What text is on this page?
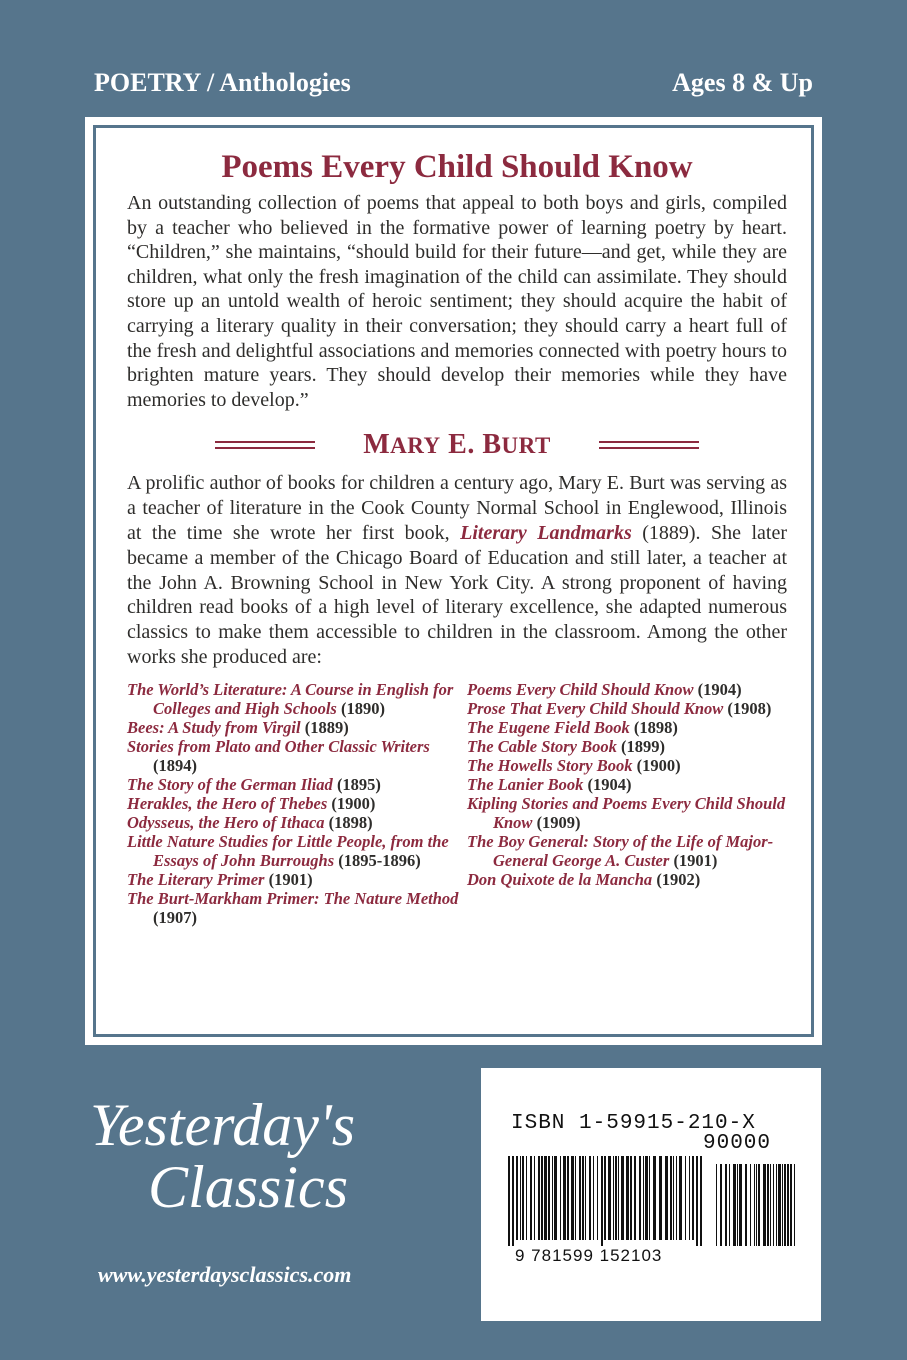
POETRY / Anthologies	Ages 8 & Up
Poems Every Child Should Know

An outstanding collection of poems that appeal to both boys and girls, compiled by a teacher who believed in the formative power of learning poetry by heart. “Children,” she maintains, “should build for their future—and get, while they are children, what only the fresh imagination of the child can assimilate. They should store up an untold wealth of heroic sentiment; they should acquire the habit of carrying a literary quality in their conversation; they should carry a heart full of the fresh and delightful associations and memories connected with poetry hours to brighten mature years. They should develop their memories while they have memories to develop.”

MARY E. BURT

A prolific author of books for children a century ago, Mary E. Burt was serving as a teacher of literature in the Cook County Normal School in Englewood, Illinois at the time she wrote her first book, Literary Landmarks (1889). She later became a member of the Chicago Board of Education and still later, a teacher at the John A. Browning School in New York City. A strong proponent of having children read books of a high level of literary excellence, she adapted numerous classics to make them accessible to children in the classroom. Among the other works she produced are:

The World’s Literature: A Course in English for Colleges and High Schools (1890)
Bees: A Study from Virgil (1889)
Stories from Plato and Other Classic Writers (1894)
The Story of the German Iliad (1895)
Herakles, the Hero of Thebes (1900)
Odysseus, the Hero of Ithaca (1898)
Little Nature Studies for Little People, from the Essays of John Burroughs (1895-1896)
The Literary Primer (1901)
The Burt-Markham Primer: The Nature Method (1907)
Poems Every Child Should Know (1904)
Prose That Every Child Should Know (1908)
The Eugene Field Book (1898)
The Cable Story Book (1899)
The Howells Story Book (1900)
The Lanier Book (1904)
Kipling Stories and Poems Every Child Should Know (1909)
The Boy General: Story of the Life of Major-General George A. Custer (1901)
Don Quixote de la Mancha (1902)
Yesterday's
Classics
www.yesterdaysclassics.com
ISBN 1-59915-210-X
90000
9 781599 152103
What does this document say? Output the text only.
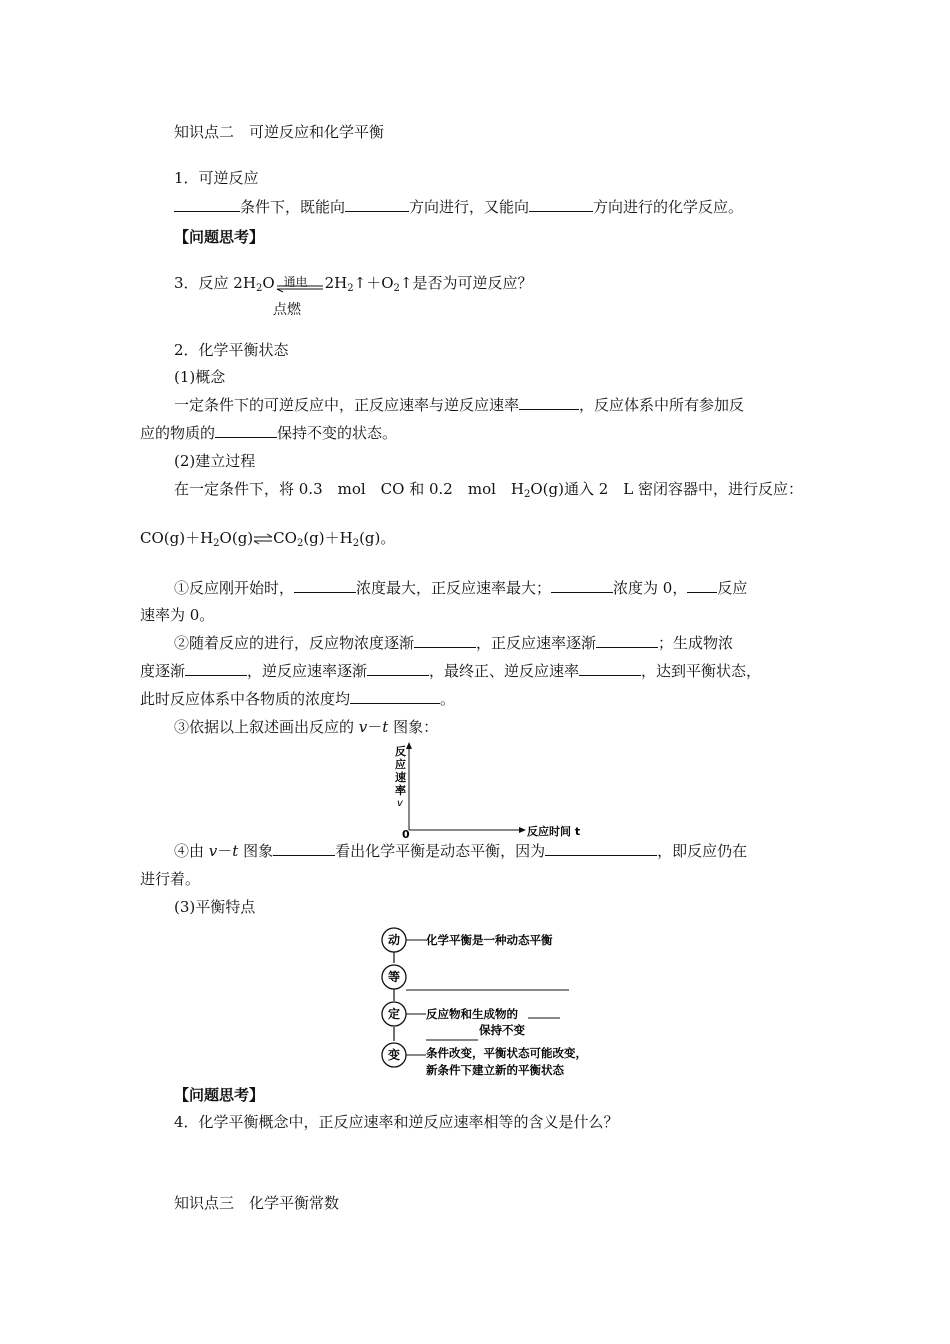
知识点二　可逆反应和化学平衡
1．可逆反应
条件下，既能向	方向进行，又能向	方向进行的化学反应。
【问题思考】
3．反应 $2H_2O$ 通电 $2H_2↑+O_2↑$是否为可逆反应？
点燃
2．化学平衡状态
(1)概念
一定条件下的可逆反应中，正反应速率与逆反应速率	，反应体系中所有参加反
应的物质的	保持不变的状态。
(2)建立过程
在一定条件下，将 0.3　mol　CO 和 0.2　mol　$H_2O(g)$通入 2　L 密闭容器中，进行反应：
$CO(g)+H_2O(g)\rightleftharpoons CO_2(g)+H_2(g)$。
①反应刚开始时，	浓度最大，正反应速率最大；	浓度为 0， 反应
速率为 0。
②随着反应的进行，反应物浓度逐渐	，正反应速率逐渐	；生成物浓
度逐渐	，逆反应速率逐渐	，最终正、逆反应速率	，达到平衡状态，
此时反应体系中各物质的浓度均	。
③依据以上叙述画出反应的 v－t 图象：
反
应
速
率
v
0	反应时间 t
④由 v－t 图象	看出化学平衡是动态平衡，因为	，即反应仍在
进行着。
(3)平衡特点
动 化学平衡是一种动态平衡
等
定 反应物和生成物的
保持不变
变 条件改变，平衡状态可能改变，
新条件下建立新的平衡状态
【问题思考】
4．化学平衡概念中，正反应速率和逆反应速率相等的含义是什么？
知识点三　化学平衡常数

---+---

» PROMPT
Using the material above, retype each entry exactly and omit the pictures.

» REPLY TO THE EXERCISE
What text is on this page?
POETRY / Anthologies	Ages 8 & Up
Poems Every Child Should Know

An outstanding collection of poems that appeal to both boys and girls, compiled by a teacher who believed in the formative power of learning poetry by heart. “Children,” she maintains, “should build for their future—and get, while they are children, what only the fresh imagination of the child can assimilate. They should store up an untold wealth of heroic sentiment; they should acquire the habit of carrying a literary quality in their conversation; they should carry a heart full of the fresh and delightful associations and memories connected with poetry hours to brighten mature years. They should develop their memories while they have memories to develop.”

MARY E. BURT

A prolific author of books for children a century ago, Mary E. Burt was serving as a teacher of literature in the Cook County Normal School in Englewood, Illinois at the time she wrote her first book, Literary Landmarks (1889). She later became a member of the Chicago Board of Education and still later, a teacher at the John A. Browning School in New York City. A strong proponent of having children read books of a high level of literary excellence, she adapted numerous classics to make them accessible to children in the classroom. Among the other works she produced are:

The World’s Literature: A Course in English for Colleges and High Schools (1890)
Bees: A Study from Virgil (1889)
Stories from Plato and Other Classic Writers (1894)
The Story of the German Iliad (1895)
Herakles, the Hero of Thebes (1900)
Odysseus, the Hero of Ithaca (1898)
Little Nature Studies for Little People, from the Essays of John Burroughs (1895-1896)
The Literary Primer (1901)
The Burt-Markham Primer: The Nature Method (1907)
Poems Every Child Should Know (1904)
Prose That Every Child Should Know (1908)
The Eugene Field Book (1898)
The Cable Story Book (1899)
The Howells Story Book (1900)
The Lanier Book (1904)
Kipling Stories and Poems Every Child Should Know (1909)
The Boy General: Story of the Life of Major-General George A. Custer (1901)
Don Quixote de la Mancha (1902)
Yesterday's
Classics
www.yesterdaysclassics.com
ISBN 1-59915-210-X
90000
9 781599 152103
What does this document say? Output the text only.
知识点二　可逆反应和化学平衡
1．可逆反应
条件下，既能向	方向进行，又能向	方向进行的化学反应。
【问题思考】
3．反应 $2H_2O$ 通电 $2H_2↑+O_2↑$是否为可逆反应？
点燃
2．化学平衡状态
(1)概念
一定条件下的可逆反应中，正反应速率与逆反应速率	，反应体系中所有参加反
应的物质的	保持不变的状态。
(2)建立过程
在一定条件下，将 0.3　mol　CO 和 0.2　mol　$H_2O(g)$通入 2　L 密闭容器中，进行反应：
$CO(g)+H_2O(g)\rightleftharpoons CO_2(g)+H_2(g)$。
①反应刚开始时，	浓度最大，正反应速率最大；	浓度为 0， 反应
速率为 0。
②随着反应的进行，反应物浓度逐渐	，正反应速率逐渐	；生成物浓
度逐渐	，逆反应速率逐渐	，最终正、逆反应速率	，达到平衡状态，
此时反应体系中各物质的浓度均	。
③依据以上叙述画出反应的 v－t 图象：
反
应
速
率
v
0	反应时间 t
④由 v－t 图象	看出化学平衡是动态平衡，因为	，即反应仍在
进行着。
(3)平衡特点
动 化学平衡是一种动态平衡
等
定 反应物和生成物的
保持不变
变 条件改变，平衡状态可能改变，
新条件下建立新的平衡状态
【问题思考】
4．化学平衡概念中，正反应速率和逆反应速率相等的含义是什么？
知识点三　化学平衡常数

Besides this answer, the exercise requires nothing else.